(Dataset rows)
>>>
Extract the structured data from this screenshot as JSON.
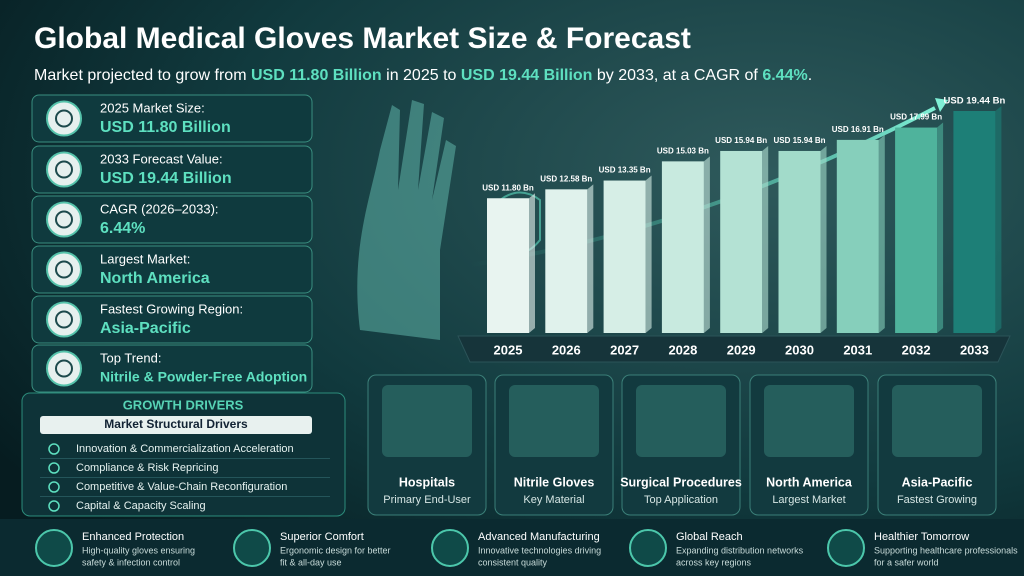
{
  "header": {
    "title": "Global Medical Gloves Market Size & Forecast",
    "subtitle": [
      {
        "text": "Market projected to grow from ",
        "highlight": false
      },
      {
        "text": "USD 11.80 Billion",
        "highlight": true
      },
      {
        "text": " in 2025 to ",
        "highlight": false
      },
      {
        "text": "USD 19.44 Billion",
        "highlight": true
      },
      {
        "text": " by 2033, at a CAGR of ",
        "highlight": false
      },
      {
        "text": "6.44%",
        "highlight": true
      },
      {
        "text": ".",
        "highlight": false
      }
    ]
  },
  "stats": [
    {
      "label": "2025 Market Size:",
      "value": "USD 11.80 Billion"
    },
    {
      "label": "2033 Forecast Value:",
      "value": "USD 19.44 Billion"
    },
    {
      "label": "CAGR (2026–2033):",
      "value": "6.44%"
    },
    {
      "label": "Largest Market:",
      "value": "North America"
    },
    {
      "label": "Fastest Growing Region:",
      "value": "Asia-Pacific"
    },
    {
      "label": "Top Trend:",
      "value": "Nitrile & Powder-Free Adoption"
    }
  ],
  "chart_data": {
    "type": "bar",
    "categories": [
      "2025",
      "2026",
      "2027",
      "2028",
      "2029",
      "2030",
      "2031",
      "2032",
      "2033"
    ],
    "values": [
      11.8,
      12.58,
      13.35,
      15.03,
      15.94,
      15.94,
      16.91,
      17.99,
      19.44
    ],
    "value_labels": [
      "USD 11.80 Bn",
      "USD 12.58 Bn",
      "USD 13.35 Bn",
      "USD 15.03 Bn",
      "USD 15.94 Bn",
      "USD 15.94 Bn",
      "USD 16.91 Bn",
      "USD 17.99 Bn",
      "USD 19.44 Bn"
    ],
    "colors": [
      "#e8f4f0",
      "#e0f2ec",
      "#d6eee6",
      "#c8eadf",
      "#b4e2d4",
      "#a2dbca",
      "#86cfbb",
      "#4fb39c",
      "#1d7f77"
    ]
  },
  "drivers": {
    "title": "GROWTH DRIVERS",
    "subtitle": "Market Structural Drivers",
    "items": [
      "Innovation & Commercialization Acceleration",
      "Compliance & Risk Repricing",
      "Competitive & Value-Chain Reconfiguration",
      "Capital & Capacity Scaling"
    ]
  },
  "cards": [
    {
      "title": "Hospitals",
      "subtitle": "Primary End-User"
    },
    {
      "title": "Nitrile Gloves",
      "subtitle": "Key Material"
    },
    {
      "title": "Surgical Procedures",
      "subtitle": "Top Application"
    },
    {
      "title": "North America",
      "subtitle": "Largest Market"
    },
    {
      "title": "Asia-Pacific",
      "subtitle": "Fastest Growing"
    }
  ],
  "footer": [
    {
      "title": "Enhanced Protection",
      "lines": [
        "High-quality gloves ensuring",
        "safety & infection control"
      ]
    },
    {
      "title": "Superior Comfort",
      "lines": [
        "Ergonomic design for better",
        "fit & all-day use"
      ]
    },
    {
      "title": "Advanced Manufacturing",
      "lines": [
        "Innovative technologies driving",
        "consistent quality"
      ]
    },
    {
      "title": "Global Reach",
      "lines": [
        "Expanding distribution networks",
        "across key regions"
      ]
    },
    {
      "title": "Healthier Tomorrow",
      "lines": [
        "Supporting healthcare professionals",
        "for a safer world"
      ]
    }
  ]
}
<<<
--- Set problem ---
Leave out the pictures and give the listing above again exactly.

--- Solved exercise ---
Extract the structured data from this screenshot as JSON.
{
  "header": {
    "title": "Global Medical Gloves Market Size & Forecast",
    "subtitle": [
      {
        "text": "Market projected to grow from ",
        "highlight": false
      },
      {
        "text": "USD 11.80 Billion",
        "highlight": true
      },
      {
        "text": " in 2025 to ",
        "highlight": false
      },
      {
        "text": "USD 19.44 Billion",
        "highlight": true
      },
      {
        "text": " by 2033, at a CAGR of ",
        "highlight": false
      },
      {
        "text": "6.44%",
        "highlight": true
      },
      {
        "text": ".",
        "highlight": false
      }
    ]
  },
  "stats": [
    {
      "label": "2025 Market Size:",
      "value": "USD 11.80 Billion"
    },
    {
      "label": "2033 Forecast Value:",
      "value": "USD 19.44 Billion"
    },
    {
      "label": "CAGR (2026–2033):",
      "value": "6.44%"
    },
    {
      "label": "Largest Market:",
      "value": "North America"
    },
    {
      "label": "Fastest Growing Region:",
      "value": "Asia-Pacific"
    },
    {
      "label": "Top Trend:",
      "value": "Nitrile & Powder-Free Adoption"
    }
  ],
  "chart_data": {
    "type": "bar",
    "categories": [
      "2025",
      "2026",
      "2027",
      "2028",
      "2029",
      "2030",
      "2031",
      "2032",
      "2033"
    ],
    "values": [
      11.8,
      12.58,
      13.35,
      15.03,
      15.94,
      15.94,
      16.91,
      17.99,
      19.44
    ],
    "value_labels": [
      "USD 11.80 Bn",
      "USD 12.58 Bn",
      "USD 13.35 Bn",
      "USD 15.03 Bn",
      "USD 15.94 Bn",
      "USD 15.94 Bn",
      "USD 16.91 Bn",
      "USD 17.99 Bn",
      "USD 19.44 Bn"
    ],
    "colors": [
      "#e8f4f0",
      "#e0f2ec",
      "#d6eee6",
      "#c8eadf",
      "#b4e2d4",
      "#a2dbca",
      "#86cfbb",
      "#4fb39c",
      "#1d7f77"
    ]
  },
  "drivers": {
    "title": "GROWTH DRIVERS",
    "subtitle": "Market Structural Drivers",
    "items": [
      "Innovation & Commercialization Acceleration",
      "Compliance & Risk Repricing",
      "Competitive & Value-Chain Reconfiguration",
      "Capital & Capacity Scaling"
    ]
  },
  "cards": [
    {
      "title": "Hospitals",
      "subtitle": "Primary End-User"
    },
    {
      "title": "Nitrile Gloves",
      "subtitle": "Key Material"
    },
    {
      "title": "Surgical Procedures",
      "subtitle": "Top Application"
    },
    {
      "title": "North America",
      "subtitle": "Largest Market"
    },
    {
      "title": "Asia-Pacific",
      "subtitle": "Fastest Growing"
    }
  ],
  "footer": [
    {
      "title": "Enhanced Protection",
      "lines": [
        "High-quality gloves ensuring",
        "safety & infection control"
      ]
    },
    {
      "title": "Superior Comfort",
      "lines": [
        "Ergonomic design for better",
        "fit & all-day use"
      ]
    },
    {
      "title": "Advanced Manufacturing",
      "lines": [
        "Innovative technologies driving",
        "consistent quality"
      ]
    },
    {
      "title": "Global Reach",
      "lines": [
        "Expanding distribution networks",
        "across key regions"
      ]
    },
    {
      "title": "Healthier Tomorrow",
      "lines": [
        "Supporting healthcare professionals",
        "for a safer world"
      ]
    }
  ]
}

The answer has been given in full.